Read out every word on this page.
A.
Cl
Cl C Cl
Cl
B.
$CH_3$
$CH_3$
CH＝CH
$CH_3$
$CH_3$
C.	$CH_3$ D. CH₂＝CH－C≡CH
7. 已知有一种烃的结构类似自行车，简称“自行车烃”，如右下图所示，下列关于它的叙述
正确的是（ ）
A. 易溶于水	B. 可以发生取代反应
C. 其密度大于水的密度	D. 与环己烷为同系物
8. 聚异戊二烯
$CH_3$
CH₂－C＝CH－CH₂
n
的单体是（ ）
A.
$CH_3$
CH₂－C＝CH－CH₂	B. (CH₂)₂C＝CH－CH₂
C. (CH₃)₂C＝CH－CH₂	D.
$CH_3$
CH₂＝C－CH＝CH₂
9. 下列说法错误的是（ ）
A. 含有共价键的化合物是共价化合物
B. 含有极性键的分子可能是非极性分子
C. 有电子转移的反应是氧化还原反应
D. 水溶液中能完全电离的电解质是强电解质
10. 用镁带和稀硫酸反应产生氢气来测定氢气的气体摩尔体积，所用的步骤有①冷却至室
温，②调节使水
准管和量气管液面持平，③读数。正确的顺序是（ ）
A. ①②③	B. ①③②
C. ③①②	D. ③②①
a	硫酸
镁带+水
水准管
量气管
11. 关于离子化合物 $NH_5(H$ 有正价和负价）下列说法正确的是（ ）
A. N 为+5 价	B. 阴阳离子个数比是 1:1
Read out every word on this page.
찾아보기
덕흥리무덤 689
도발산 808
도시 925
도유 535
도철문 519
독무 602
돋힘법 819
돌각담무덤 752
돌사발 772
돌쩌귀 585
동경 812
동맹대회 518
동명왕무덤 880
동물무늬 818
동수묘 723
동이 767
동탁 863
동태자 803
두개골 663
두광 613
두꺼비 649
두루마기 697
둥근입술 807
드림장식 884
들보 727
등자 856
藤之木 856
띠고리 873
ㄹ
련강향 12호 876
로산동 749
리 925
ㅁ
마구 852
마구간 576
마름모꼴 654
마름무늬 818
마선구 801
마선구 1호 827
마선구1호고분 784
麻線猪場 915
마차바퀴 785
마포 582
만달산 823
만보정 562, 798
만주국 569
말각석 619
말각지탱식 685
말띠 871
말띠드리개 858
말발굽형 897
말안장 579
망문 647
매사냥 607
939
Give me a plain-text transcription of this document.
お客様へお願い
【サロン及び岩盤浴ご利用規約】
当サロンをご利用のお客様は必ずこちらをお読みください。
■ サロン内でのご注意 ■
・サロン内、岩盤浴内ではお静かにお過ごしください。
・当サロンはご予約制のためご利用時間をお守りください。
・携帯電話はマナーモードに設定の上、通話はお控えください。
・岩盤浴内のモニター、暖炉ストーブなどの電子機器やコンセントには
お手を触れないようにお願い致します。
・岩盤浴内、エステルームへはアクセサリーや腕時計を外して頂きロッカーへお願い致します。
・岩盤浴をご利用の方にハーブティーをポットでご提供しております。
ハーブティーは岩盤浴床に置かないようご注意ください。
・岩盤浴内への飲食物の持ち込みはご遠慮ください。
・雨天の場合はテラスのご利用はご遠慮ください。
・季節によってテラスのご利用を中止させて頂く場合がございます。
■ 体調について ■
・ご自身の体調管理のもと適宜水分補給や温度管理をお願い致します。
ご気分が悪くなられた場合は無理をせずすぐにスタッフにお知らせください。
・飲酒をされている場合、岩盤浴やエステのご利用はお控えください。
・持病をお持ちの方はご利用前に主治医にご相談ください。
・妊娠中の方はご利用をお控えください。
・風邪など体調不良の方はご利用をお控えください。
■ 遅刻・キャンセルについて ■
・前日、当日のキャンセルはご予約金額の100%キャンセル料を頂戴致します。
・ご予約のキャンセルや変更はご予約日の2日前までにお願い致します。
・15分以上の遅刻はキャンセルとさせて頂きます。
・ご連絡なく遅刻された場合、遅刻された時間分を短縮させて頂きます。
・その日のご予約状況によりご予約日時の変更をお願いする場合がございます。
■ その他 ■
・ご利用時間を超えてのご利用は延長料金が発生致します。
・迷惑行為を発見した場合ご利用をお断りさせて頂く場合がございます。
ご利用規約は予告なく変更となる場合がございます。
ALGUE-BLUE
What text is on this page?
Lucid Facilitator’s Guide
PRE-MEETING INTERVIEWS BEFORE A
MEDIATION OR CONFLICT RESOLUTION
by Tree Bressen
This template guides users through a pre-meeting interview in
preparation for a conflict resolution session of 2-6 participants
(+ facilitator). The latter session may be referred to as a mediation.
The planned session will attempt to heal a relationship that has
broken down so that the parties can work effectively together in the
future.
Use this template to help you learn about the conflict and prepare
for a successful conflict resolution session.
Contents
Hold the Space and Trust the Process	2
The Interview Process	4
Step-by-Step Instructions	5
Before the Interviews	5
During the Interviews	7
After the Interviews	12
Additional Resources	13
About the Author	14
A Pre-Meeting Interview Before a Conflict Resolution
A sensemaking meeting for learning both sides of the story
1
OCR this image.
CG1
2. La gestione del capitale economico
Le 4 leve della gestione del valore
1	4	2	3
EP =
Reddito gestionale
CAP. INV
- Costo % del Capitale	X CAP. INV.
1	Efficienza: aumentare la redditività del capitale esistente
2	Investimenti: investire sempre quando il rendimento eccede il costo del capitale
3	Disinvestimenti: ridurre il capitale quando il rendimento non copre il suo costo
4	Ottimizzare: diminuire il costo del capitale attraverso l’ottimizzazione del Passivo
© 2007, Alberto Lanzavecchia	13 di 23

WHAT IS BEING ASKED :: Repeat the entries exactly, all of them.

TASK ANSWER ::
Read out every word on this page.
A.
Cl
Cl C Cl
Cl
B.
$CH_3$
$CH_3$
CH＝CH
$CH_3$
$CH_3$
C.	$CH_3$ D. CH₂＝CH－C≡CH
7. 已知有一种烃的结构类似自行车，简称“自行车烃”，如右下图所示，下列关于它的叙述
正确的是（ ）
A. 易溶于水	B. 可以发生取代反应
C. 其密度大于水的密度	D. 与环己烷为同系物
8. 聚异戊二烯
$CH_3$
CH₂－C＝CH－CH₂
n
的单体是（ ）
A.
$CH_3$
CH₂－C＝CH－CH₂	B. (CH₂)₂C＝CH－CH₂
C. (CH₃)₂C＝CH－CH₂	D.
$CH_3$
CH₂＝C－CH＝CH₂
9. 下列说法错误的是（ ）
A. 含有共价键的化合物是共价化合物
B. 含有极性键的分子可能是非极性分子
C. 有电子转移的反应是氧化还原反应
D. 水溶液中能完全电离的电解质是强电解质
10. 用镁带和稀硫酸反应产生氢气来测定氢气的气体摩尔体积，所用的步骤有①冷却至室
温，②调节使水
准管和量气管液面持平，③读数。正确的顺序是（ ）
A. ①②③	B. ①③②
C. ③①②	D. ③②①
a	硫酸
镁带+水
水准管
量气管
11. 关于离子化合物 $NH_5(H$ 有正价和负价）下列说法正确的是（ ）
A. N 为+5 价	B. 阴阳离子个数比是 1:1
Read out every word on this page.
찾아보기
덕흥리무덤 689
도발산 808
도시 925
도유 535
도철문 519
독무 602
돋힘법 819
돌각담무덤 752
돌사발 772
돌쩌귀 585
동경 812
동맹대회 518
동명왕무덤 880
동물무늬 818
동수묘 723
동이 767
동탁 863
동태자 803
두개골 663
두광 613
두꺼비 649
두루마기 697
둥근입술 807
드림장식 884
들보 727
등자 856
藤之木 856
띠고리 873
ㄹ
련강향 12호 876
로산동 749
리 925
ㅁ
마구 852
마구간 576
마름모꼴 654
마름무늬 818
마선구 801
마선구 1호 827
마선구1호고분 784
麻線猪場 915
마차바퀴 785
마포 582
만달산 823
만보정 562, 798
만주국 569
말각석 619
말각지탱식 685
말띠 871
말띠드리개 858
말발굽형 897
말안장 579
망문 647
매사냥 607
939
Give me a plain-text transcription of this document.
お客様へお願い
【サロン及び岩盤浴ご利用規約】
当サロンをご利用のお客様は必ずこちらをお読みください。
■ サロン内でのご注意 ■
・サロン内、岩盤浴内ではお静かにお過ごしください。
・当サロンはご予約制のためご利用時間をお守りください。
・携帯電話はマナーモードに設定の上、通話はお控えください。
・岩盤浴内のモニター、暖炉ストーブなどの電子機器やコンセントには
お手を触れないようにお願い致します。
・岩盤浴内、エステルームへはアクセサリーや腕時計を外して頂きロッカーへお願い致します。
・岩盤浴をご利用の方にハーブティーをポットでご提供しております。
ハーブティーは岩盤浴床に置かないようご注意ください。
・岩盤浴内への飲食物の持ち込みはご遠慮ください。
・雨天の場合はテラスのご利用はご遠慮ください。
・季節によってテラスのご利用を中止させて頂く場合がございます。
■ 体調について ■
・ご自身の体調管理のもと適宜水分補給や温度管理をお願い致します。
ご気分が悪くなられた場合は無理をせずすぐにスタッフにお知らせください。
・飲酒をされている場合、岩盤浴やエステのご利用はお控えください。
・持病をお持ちの方はご利用前に主治医にご相談ください。
・妊娠中の方はご利用をお控えください。
・風邪など体調不良の方はご利用をお控えください。
■ 遅刻・キャンセルについて ■
・前日、当日のキャンセルはご予約金額の100%キャンセル料を頂戴致します。
・ご予約のキャンセルや変更はご予約日の2日前までにお願い致します。
・15分以上の遅刻はキャンセルとさせて頂きます。
・ご連絡なく遅刻された場合、遅刻された時間分を短縮させて頂きます。
・その日のご予約状況によりご予約日時の変更をお願いする場合がございます。
■ その他 ■
・ご利用時間を超えてのご利用は延長料金が発生致します。
・迷惑行為を発見した場合ご利用をお断りさせて頂く場合がございます。
ご利用規約は予告なく変更となる場合がございます。
ALGUE-BLUE
What text is on this page?
Lucid Facilitator’s Guide
PRE-MEETING INTERVIEWS BEFORE A
MEDIATION OR CONFLICT RESOLUTION
by Tree Bressen
This template guides users through a pre-meeting interview in
preparation for a conflict resolution session of 2-6 participants
(+ facilitator). The latter session may be referred to as a mediation.
The planned session will attempt to heal a relationship that has
broken down so that the parties can work effectively together in the
future.
Use this template to help you learn about the conflict and prepare
for a successful conflict resolution session.
Contents
Hold the Space and Trust the Process	2
The Interview Process	4
Step-by-Step Instructions	5
Before the Interviews	5
During the Interviews	7
After the Interviews	12
Additional Resources	13
About the Author	14
A Pre-Meeting Interview Before a Conflict Resolution
A sensemaking meeting for learning both sides of the story
1
OCR this image.
CG1
2. La gestione del capitale economico
Le 4 leve della gestione del valore
1	4	2	3
EP =
Reddito gestionale
CAP. INV
- Costo % del Capitale	X CAP. INV.
1	Efficienza: aumentare la redditività del capitale esistente
2	Investimenti: investire sempre quando il rendimento eccede il costo del capitale
3	Disinvestimenti: ridurre il capitale quando il rendimento non copre il suo costo
4	Ottimizzare: diminuire il costo del capitale attraverso l’ottimizzazione del Passivo
© 2007, Alberto Lanzavecchia	13 di 23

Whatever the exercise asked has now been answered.